(Some records)
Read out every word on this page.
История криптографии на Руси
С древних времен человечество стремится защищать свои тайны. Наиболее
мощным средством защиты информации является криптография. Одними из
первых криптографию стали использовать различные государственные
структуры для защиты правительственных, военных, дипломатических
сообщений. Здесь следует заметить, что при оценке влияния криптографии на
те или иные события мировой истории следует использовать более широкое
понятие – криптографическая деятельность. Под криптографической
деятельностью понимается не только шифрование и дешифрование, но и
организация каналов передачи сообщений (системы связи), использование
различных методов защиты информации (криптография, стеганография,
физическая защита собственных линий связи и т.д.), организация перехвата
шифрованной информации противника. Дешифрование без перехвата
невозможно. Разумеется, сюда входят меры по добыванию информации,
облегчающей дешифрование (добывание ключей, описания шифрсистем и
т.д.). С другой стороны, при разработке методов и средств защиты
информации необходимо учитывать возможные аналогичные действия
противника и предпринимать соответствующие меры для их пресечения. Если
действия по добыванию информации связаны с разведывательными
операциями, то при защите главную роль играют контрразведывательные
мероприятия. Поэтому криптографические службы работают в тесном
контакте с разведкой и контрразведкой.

Goal of the exercise: Count how many lines include the string "следует". Nothing but the number is needed.

Exercise output: 2